Entries with figure data

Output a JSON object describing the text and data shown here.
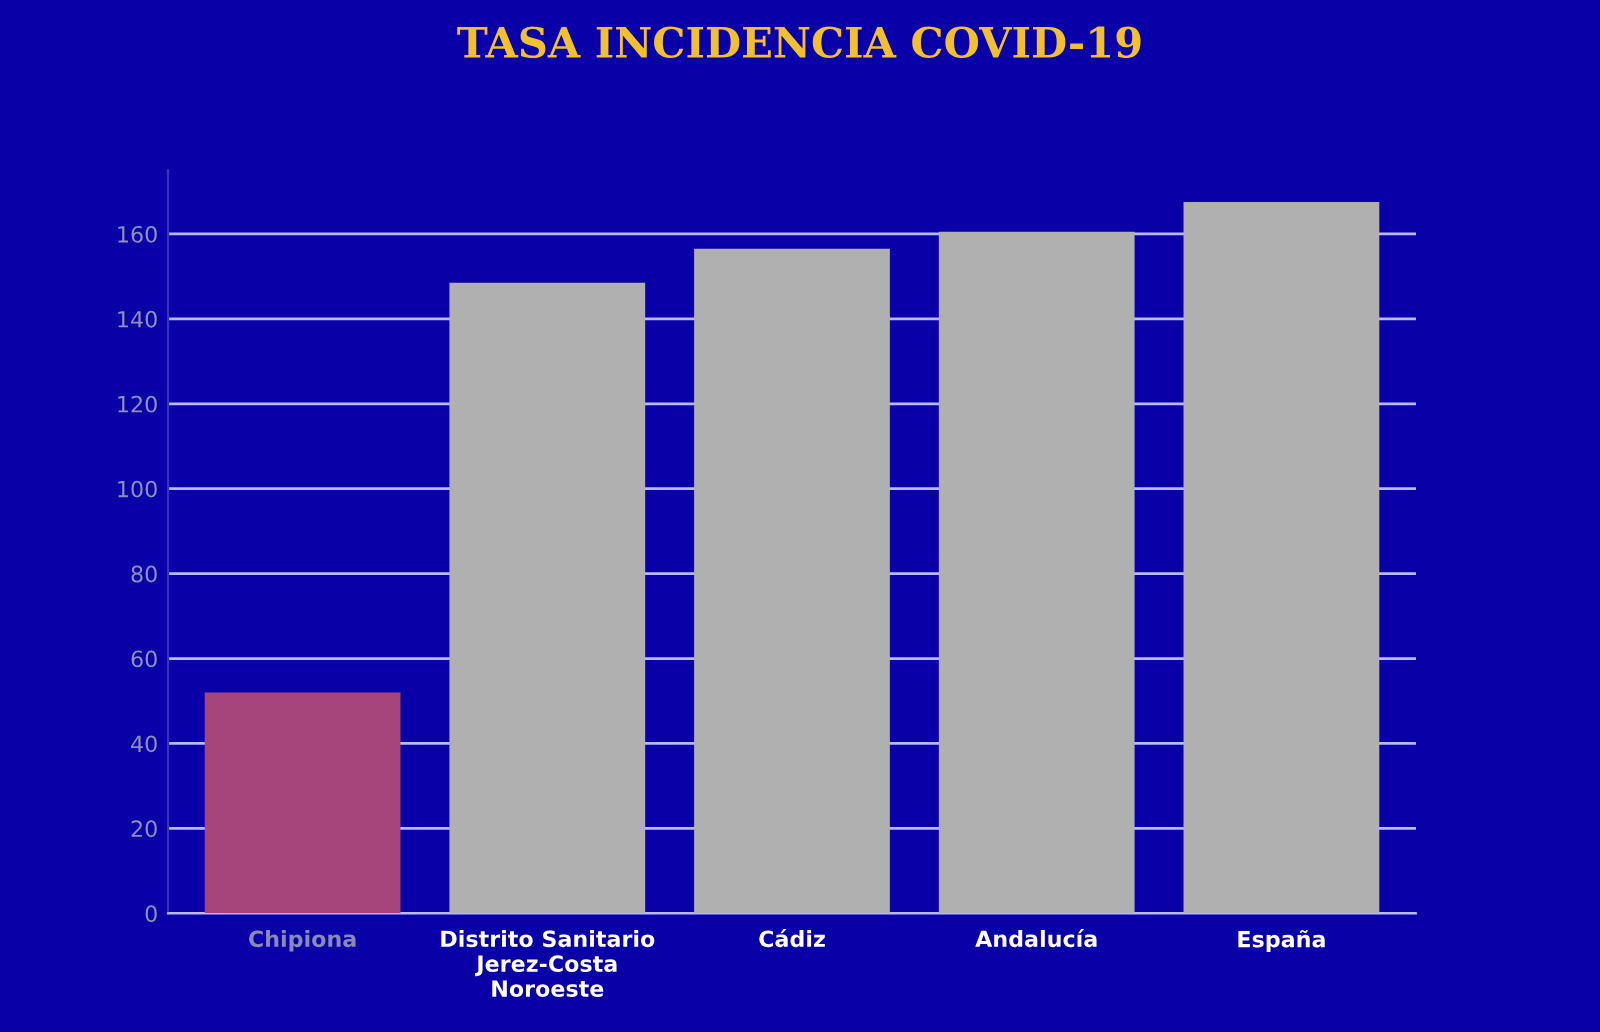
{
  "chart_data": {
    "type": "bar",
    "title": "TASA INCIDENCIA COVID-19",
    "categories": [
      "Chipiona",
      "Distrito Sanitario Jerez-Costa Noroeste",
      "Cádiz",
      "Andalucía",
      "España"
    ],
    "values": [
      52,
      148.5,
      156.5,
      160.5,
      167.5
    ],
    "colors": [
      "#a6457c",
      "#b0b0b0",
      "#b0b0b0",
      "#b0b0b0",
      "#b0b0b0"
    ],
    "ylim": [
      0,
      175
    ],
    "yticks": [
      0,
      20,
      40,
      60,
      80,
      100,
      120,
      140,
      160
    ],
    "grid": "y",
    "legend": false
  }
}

EXERCISE DIRECTIONS: Give the data above again in full and unchanged, skipping the pictures.

OUTPUT OF THE EXERCISE:
Output a JSON object describing the text and data shown here.
{
  "chart_data": {
    "type": "bar",
    "title": "TASA INCIDENCIA COVID-19",
    "categories": [
      "Chipiona",
      "Distrito Sanitario Jerez-Costa Noroeste",
      "Cádiz",
      "Andalucía",
      "España"
    ],
    "values": [
      52,
      148.5,
      156.5,
      160.5,
      167.5
    ],
    "colors": [
      "#a6457c",
      "#b0b0b0",
      "#b0b0b0",
      "#b0b0b0",
      "#b0b0b0"
    ],
    "ylim": [
      0,
      175
    ],
    "yticks": [
      0,
      20,
      40,
      60,
      80,
      100,
      120,
      140,
      160
    ],
    "grid": "y",
    "legend": false
  }
}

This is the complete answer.